## WHAT YOU WILL DO
Without including any images, repeat the data exactly.

[Dataset listings of figures]

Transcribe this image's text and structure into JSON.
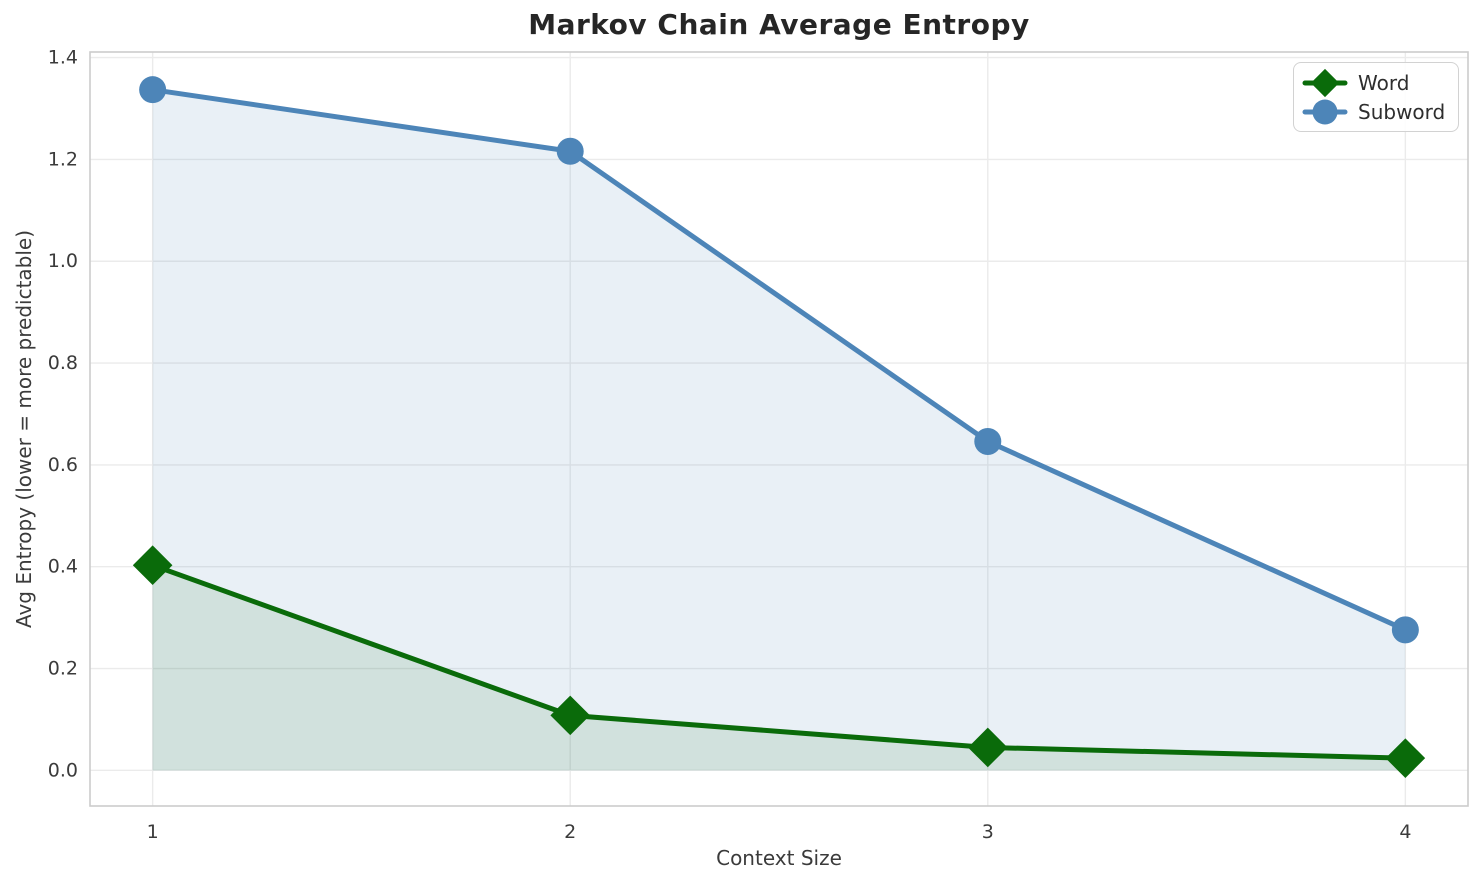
{
  "chart_data": {
    "type": "line",
    "title": "Markov Chain Average Entropy",
    "xlabel": "Context Size",
    "ylabel": "Avg Entropy (lower = more predictable)",
    "x": [
      1,
      2,
      3,
      4
    ],
    "series": [
      {
        "name": "Word",
        "marker": "diamond",
        "color": "#0a6b0a",
        "fill": "rgba(0,100,0,0.10)",
        "values": [
          0.403,
          0.108,
          0.045,
          0.024
        ]
      },
      {
        "name": "Subword",
        "marker": "circle",
        "color": "#4d85b8",
        "fill": "rgba(70,130,180,0.12)",
        "values": [
          1.337,
          1.216,
          0.646,
          0.276
        ]
      }
    ],
    "fill_baseline": 0,
    "xticks": {
      "values": [
        1,
        2,
        3,
        4
      ],
      "labels": [
        "1",
        "2",
        "3",
        "4"
      ]
    },
    "yticks": {
      "values": [
        0.0,
        0.2,
        0.4,
        0.6,
        0.8,
        1.0,
        1.2,
        1.4
      ],
      "labels": [
        "0.0",
        "0.2",
        "0.4",
        "0.6",
        "0.8",
        "1.0",
        "1.2",
        "1.4"
      ]
    },
    "xlim": [
      0.85,
      4.15
    ],
    "ylim": [
      -0.07,
      1.411
    ],
    "grid": true,
    "legend": {
      "position": "top-right",
      "items": [
        "Word",
        "Subword"
      ]
    },
    "styles": {
      "grid_color": "#ebebeb",
      "spine_color": "#cccccc",
      "tick_color": "#3b3b3b",
      "line_width": 5
    }
  }
}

## COMPLETE OUTPUT
Transcribe this image's text and structure into JSON.
{
  "chart_data": {
    "type": "line",
    "title": "Markov Chain Average Entropy",
    "xlabel": "Context Size",
    "ylabel": "Avg Entropy (lower = more predictable)",
    "x": [
      1,
      2,
      3,
      4
    ],
    "series": [
      {
        "name": "Word",
        "marker": "diamond",
        "color": "#0a6b0a",
        "fill": "rgba(0,100,0,0.10)",
        "values": [
          0.403,
          0.108,
          0.045,
          0.024
        ]
      },
      {
        "name": "Subword",
        "marker": "circle",
        "color": "#4d85b8",
        "fill": "rgba(70,130,180,0.12)",
        "values": [
          1.337,
          1.216,
          0.646,
          0.276
        ]
      }
    ],
    "fill_baseline": 0,
    "xticks": {
      "values": [
        1,
        2,
        3,
        4
      ],
      "labels": [
        "1",
        "2",
        "3",
        "4"
      ]
    },
    "yticks": {
      "values": [
        0.0,
        0.2,
        0.4,
        0.6,
        0.8,
        1.0,
        1.2,
        1.4
      ],
      "labels": [
        "0.0",
        "0.2",
        "0.4",
        "0.6",
        "0.8",
        "1.0",
        "1.2",
        "1.4"
      ]
    },
    "xlim": [
      0.85,
      4.15
    ],
    "ylim": [
      -0.07,
      1.411
    ],
    "grid": true,
    "legend": {
      "position": "top-right",
      "items": [
        "Word",
        "Subword"
      ]
    },
    "styles": {
      "grid_color": "#ebebeb",
      "spine_color": "#cccccc",
      "tick_color": "#3b3b3b",
      "line_width": 5
    }
  }
}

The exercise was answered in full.